THE TASK.
Copy out all the entries word for word.

** START MATERIAL FOR THE TASK **

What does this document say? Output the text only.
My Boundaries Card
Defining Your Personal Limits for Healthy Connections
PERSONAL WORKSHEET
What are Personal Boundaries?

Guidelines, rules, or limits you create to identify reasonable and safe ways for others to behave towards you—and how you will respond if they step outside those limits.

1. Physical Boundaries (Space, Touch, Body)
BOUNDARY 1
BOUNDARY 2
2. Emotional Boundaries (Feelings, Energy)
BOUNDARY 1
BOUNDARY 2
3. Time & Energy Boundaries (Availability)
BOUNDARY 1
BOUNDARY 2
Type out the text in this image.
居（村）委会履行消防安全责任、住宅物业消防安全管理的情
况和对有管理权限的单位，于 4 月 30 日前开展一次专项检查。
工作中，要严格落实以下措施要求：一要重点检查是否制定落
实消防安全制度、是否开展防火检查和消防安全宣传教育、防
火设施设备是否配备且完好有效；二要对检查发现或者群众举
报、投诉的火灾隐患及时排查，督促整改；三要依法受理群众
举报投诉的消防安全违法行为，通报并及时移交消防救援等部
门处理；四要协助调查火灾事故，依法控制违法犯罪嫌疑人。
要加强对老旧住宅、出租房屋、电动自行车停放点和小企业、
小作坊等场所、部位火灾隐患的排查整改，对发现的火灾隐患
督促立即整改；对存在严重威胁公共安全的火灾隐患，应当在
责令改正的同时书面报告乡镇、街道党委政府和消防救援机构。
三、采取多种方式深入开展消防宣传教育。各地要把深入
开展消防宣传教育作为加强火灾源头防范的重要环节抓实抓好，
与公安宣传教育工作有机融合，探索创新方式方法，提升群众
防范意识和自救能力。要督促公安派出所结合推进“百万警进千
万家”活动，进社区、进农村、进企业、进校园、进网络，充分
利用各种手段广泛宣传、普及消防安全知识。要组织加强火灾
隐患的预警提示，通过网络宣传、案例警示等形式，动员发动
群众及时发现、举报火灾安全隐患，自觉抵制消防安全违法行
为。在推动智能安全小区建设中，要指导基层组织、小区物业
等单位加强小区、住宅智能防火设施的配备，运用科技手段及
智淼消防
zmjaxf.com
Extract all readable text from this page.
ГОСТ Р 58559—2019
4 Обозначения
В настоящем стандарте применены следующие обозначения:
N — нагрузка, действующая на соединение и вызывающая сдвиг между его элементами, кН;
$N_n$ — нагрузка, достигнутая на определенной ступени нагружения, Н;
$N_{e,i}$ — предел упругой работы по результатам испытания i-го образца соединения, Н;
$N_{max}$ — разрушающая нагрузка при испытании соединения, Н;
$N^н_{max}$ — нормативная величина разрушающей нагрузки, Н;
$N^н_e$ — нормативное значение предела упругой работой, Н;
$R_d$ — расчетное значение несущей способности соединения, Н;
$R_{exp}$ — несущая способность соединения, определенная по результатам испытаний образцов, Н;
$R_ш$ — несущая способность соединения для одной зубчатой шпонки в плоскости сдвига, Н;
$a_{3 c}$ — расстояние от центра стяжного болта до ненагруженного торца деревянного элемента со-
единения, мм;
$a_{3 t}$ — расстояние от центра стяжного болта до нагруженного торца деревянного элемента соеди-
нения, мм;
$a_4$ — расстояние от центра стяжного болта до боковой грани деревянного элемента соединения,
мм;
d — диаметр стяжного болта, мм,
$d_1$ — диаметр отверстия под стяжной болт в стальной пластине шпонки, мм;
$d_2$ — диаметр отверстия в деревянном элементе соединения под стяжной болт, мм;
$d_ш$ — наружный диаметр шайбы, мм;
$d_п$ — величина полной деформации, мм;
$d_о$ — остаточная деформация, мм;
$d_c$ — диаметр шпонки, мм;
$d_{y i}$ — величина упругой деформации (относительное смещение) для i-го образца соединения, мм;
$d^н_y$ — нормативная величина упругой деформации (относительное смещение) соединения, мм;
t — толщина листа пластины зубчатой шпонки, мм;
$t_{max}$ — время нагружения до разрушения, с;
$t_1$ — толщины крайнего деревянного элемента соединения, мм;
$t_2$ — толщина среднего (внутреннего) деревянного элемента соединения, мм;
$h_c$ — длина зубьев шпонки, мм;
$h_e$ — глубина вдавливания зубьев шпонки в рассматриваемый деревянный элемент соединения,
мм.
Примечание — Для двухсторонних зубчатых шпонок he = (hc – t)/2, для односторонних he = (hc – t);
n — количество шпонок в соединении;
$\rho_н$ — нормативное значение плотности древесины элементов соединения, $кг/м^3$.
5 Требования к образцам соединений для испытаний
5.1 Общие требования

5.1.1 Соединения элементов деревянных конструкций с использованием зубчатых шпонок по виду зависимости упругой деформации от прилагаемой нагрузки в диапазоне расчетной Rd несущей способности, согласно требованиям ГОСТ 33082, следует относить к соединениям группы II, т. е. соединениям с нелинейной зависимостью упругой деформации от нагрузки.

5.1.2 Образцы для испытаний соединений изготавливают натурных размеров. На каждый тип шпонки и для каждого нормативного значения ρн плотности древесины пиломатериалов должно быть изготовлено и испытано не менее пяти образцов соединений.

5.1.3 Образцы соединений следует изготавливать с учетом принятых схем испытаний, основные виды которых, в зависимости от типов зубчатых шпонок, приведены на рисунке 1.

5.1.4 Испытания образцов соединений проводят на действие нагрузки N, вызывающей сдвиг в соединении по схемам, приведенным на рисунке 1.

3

** END MATERIAL FOR THE TASK **

WRITTEN ANSWER.
What does this document say? Output the text only.
My Boundaries Card
Defining Your Personal Limits for Healthy Connections
PERSONAL WORKSHEET
What are Personal Boundaries?

Guidelines, rules, or limits you create to identify reasonable and safe ways for others to behave towards you—and how you will respond if they step outside those limits.

1. Physical Boundaries (Space, Touch, Body)
BOUNDARY 1
BOUNDARY 2
2. Emotional Boundaries (Feelings, Energy)
BOUNDARY 1
BOUNDARY 2
3. Time & Energy Boundaries (Availability)
BOUNDARY 1
BOUNDARY 2
Type out the text in this image.
居（村）委会履行消防安全责任、住宅物业消防安全管理的情
况和对有管理权限的单位，于 4 月 30 日前开展一次专项检查。
工作中，要严格落实以下措施要求：一要重点检查是否制定落
实消防安全制度、是否开展防火检查和消防安全宣传教育、防
火设施设备是否配备且完好有效；二要对检查发现或者群众举
报、投诉的火灾隐患及时排查，督促整改；三要依法受理群众
举报投诉的消防安全违法行为，通报并及时移交消防救援等部
门处理；四要协助调查火灾事故，依法控制违法犯罪嫌疑人。
要加强对老旧住宅、出租房屋、电动自行车停放点和小企业、
小作坊等场所、部位火灾隐患的排查整改，对发现的火灾隐患
督促立即整改；对存在严重威胁公共安全的火灾隐患，应当在
责令改正的同时书面报告乡镇、街道党委政府和消防救援机构。
三、采取多种方式深入开展消防宣传教育。各地要把深入
开展消防宣传教育作为加强火灾源头防范的重要环节抓实抓好，
与公安宣传教育工作有机融合，探索创新方式方法，提升群众
防范意识和自救能力。要督促公安派出所结合推进“百万警进千
万家”活动，进社区、进农村、进企业、进校园、进网络，充分
利用各种手段广泛宣传、普及消防安全知识。要组织加强火灾
隐患的预警提示，通过网络宣传、案例警示等形式，动员发动
群众及时发现、举报火灾安全隐患，自觉抵制消防安全违法行
为。在推动智能安全小区建设中，要指导基层组织、小区物业
等单位加强小区、住宅智能防火设施的配备，运用科技手段及
智淼消防
zmjaxf.com
Extract all readable text from this page.
ГОСТ Р 58559—2019
4 Обозначения
В настоящем стандарте применены следующие обозначения:
N — нагрузка, действующая на соединение и вызывающая сдвиг между его элементами, кН;
$N_n$ — нагрузка, достигнутая на определенной ступени нагружения, Н;
$N_{e,i}$ — предел упругой работы по результатам испытания i-го образца соединения, Н;
$N_{max}$ — разрушающая нагрузка при испытании соединения, Н;
$N^н_{max}$ — нормативная величина разрушающей нагрузки, Н;
$N^н_e$ — нормативное значение предела упругой работой, Н;
$R_d$ — расчетное значение несущей способности соединения, Н;
$R_{exp}$ — несущая способность соединения, определенная по результатам испытаний образцов, Н;
$R_ш$ — несущая способность соединения для одной зубчатой шпонки в плоскости сдвига, Н;
$a_{3 c}$ — расстояние от центра стяжного болта до ненагруженного торца деревянного элемента со-
единения, мм;
$a_{3 t}$ — расстояние от центра стяжного болта до нагруженного торца деревянного элемента соеди-
нения, мм;
$a_4$ — расстояние от центра стяжного болта до боковой грани деревянного элемента соединения,
мм;
d — диаметр стяжного болта, мм,
$d_1$ — диаметр отверстия под стяжной болт в стальной пластине шпонки, мм;
$d_2$ — диаметр отверстия в деревянном элементе соединения под стяжной болт, мм;
$d_ш$ — наружный диаметр шайбы, мм;
$d_п$ — величина полной деформации, мм;
$d_о$ — остаточная деформация, мм;
$d_c$ — диаметр шпонки, мм;
$d_{y i}$ — величина упругой деформации (относительное смещение) для i-го образца соединения, мм;
$d^н_y$ — нормативная величина упругой деформации (относительное смещение) соединения, мм;
t — толщина листа пластины зубчатой шпонки, мм;
$t_{max}$ — время нагружения до разрушения, с;
$t_1$ — толщины крайнего деревянного элемента соединения, мм;
$t_2$ — толщина среднего (внутреннего) деревянного элемента соединения, мм;
$h_c$ — длина зубьев шпонки, мм;
$h_e$ — глубина вдавливания зубьев шпонки в рассматриваемый деревянный элемент соединения,
мм.
Примечание — Для двухсторонних зубчатых шпонок he = (hc – t)/2, для односторонних he = (hc – t);
n — количество шпонок в соединении;
$\rho_н$ — нормативное значение плотности древесины элементов соединения, $кг/м^3$.
5 Требования к образцам соединений для испытаний
5.1 Общие требования

5.1.1 Соединения элементов деревянных конструкций с использованием зубчатых шпонок по виду зависимости упругой деформации от прилагаемой нагрузки в диапазоне расчетной Rd несущей способности, согласно требованиям ГОСТ 33082, следует относить к соединениям группы II, т. е. соединениям с нелинейной зависимостью упругой деформации от нагрузки.

5.1.2 Образцы для испытаний соединений изготавливают натурных размеров. На каждый тип шпонки и для каждого нормативного значения ρн плотности древесины пиломатериалов должно быть изготовлено и испытано не менее пяти образцов соединений.

5.1.3 Образцы соединений следует изготавливать с учетом принятых схем испытаний, основные виды которых, в зависимости от типов зубчатых шпонок, приведены на рисунке 1.

5.1.4 Испытания образцов соединений проводят на действие нагрузки N, вызывающей сдвиг в соединении по схемам, приведенным на рисунке 1.

3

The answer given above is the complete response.